EXCERPTED RECORDS:
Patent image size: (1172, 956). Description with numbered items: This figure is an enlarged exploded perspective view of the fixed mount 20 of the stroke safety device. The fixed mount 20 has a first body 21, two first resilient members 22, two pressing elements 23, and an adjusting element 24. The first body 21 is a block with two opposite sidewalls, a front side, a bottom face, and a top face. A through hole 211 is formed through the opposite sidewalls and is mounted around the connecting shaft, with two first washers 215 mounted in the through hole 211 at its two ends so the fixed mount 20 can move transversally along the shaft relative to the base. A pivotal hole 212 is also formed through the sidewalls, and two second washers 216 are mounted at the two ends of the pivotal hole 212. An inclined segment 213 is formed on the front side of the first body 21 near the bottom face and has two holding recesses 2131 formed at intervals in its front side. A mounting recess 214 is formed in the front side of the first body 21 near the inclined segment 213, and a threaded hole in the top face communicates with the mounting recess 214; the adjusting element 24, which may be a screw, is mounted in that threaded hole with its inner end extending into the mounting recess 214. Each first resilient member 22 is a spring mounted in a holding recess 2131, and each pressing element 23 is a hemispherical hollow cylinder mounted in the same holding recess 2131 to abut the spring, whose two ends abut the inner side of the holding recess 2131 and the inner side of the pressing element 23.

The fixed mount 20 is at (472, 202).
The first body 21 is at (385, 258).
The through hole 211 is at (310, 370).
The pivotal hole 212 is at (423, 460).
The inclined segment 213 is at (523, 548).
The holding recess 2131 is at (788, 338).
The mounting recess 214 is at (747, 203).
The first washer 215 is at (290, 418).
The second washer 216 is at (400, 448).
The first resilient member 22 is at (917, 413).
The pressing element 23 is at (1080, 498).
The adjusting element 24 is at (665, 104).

DIRECTIONS FOR THIS TASK:
Copy out the lines from the very first one down to the line containing "The pivotal hole 212 is at (423, 460).", both ends included.

EXERCISE RESULT:
Patent image size: (1172, 956). Description with numbered items: This figure is an enlarged exploded perspective view of the fixed mount 20 of the stroke safety device. The fixed mount 20 has a first body 21, two first resilient members 22, two pressing elements 23, and an adjusting element 24. The first body 21 is a block with two opposite sidewalls, a front side, a bottom face, and a top face. A through hole 211 is formed through the opposite sidewalls and is mounted around the connecting shaft, with two first washers 215 mounted in the through hole 211 at its two ends so the fixed mount 20 can move transversally along the shaft relative to the base. A pivotal hole 212 is also formed through the sidewalls, and two second washers 216 are mounted at the two ends of the pivotal hole 212. An inclined segment 213 is formed on the front side of the first body 21 near the bottom face and has two holding recesses 2131 formed at intervals in its front side. A mounting recess 214 is formed in the front side of the first body 21 near the inclined segment 213, and a threaded hole in the top face communicates with the mounting recess 214; the adjusting element 24, which may be a screw, is mounted in that threaded hole with its inner end extending into the mounting recess 214. Each first resilient member 22 is a spring mounted in a holding recess 2131, and each pressing element 23 is a hemispherical hollow cylinder mounted in the same holding recess 2131 to abut the spring, whose two ends abut the inner side of the holding recess 2131 and the inner side of the pressing element 23.

The fixed mount 20 is at (472, 202).
The first body 21 is at (385, 258).
The through hole 211 is at (310, 370).
The pivotal hole 212 is at (423, 460).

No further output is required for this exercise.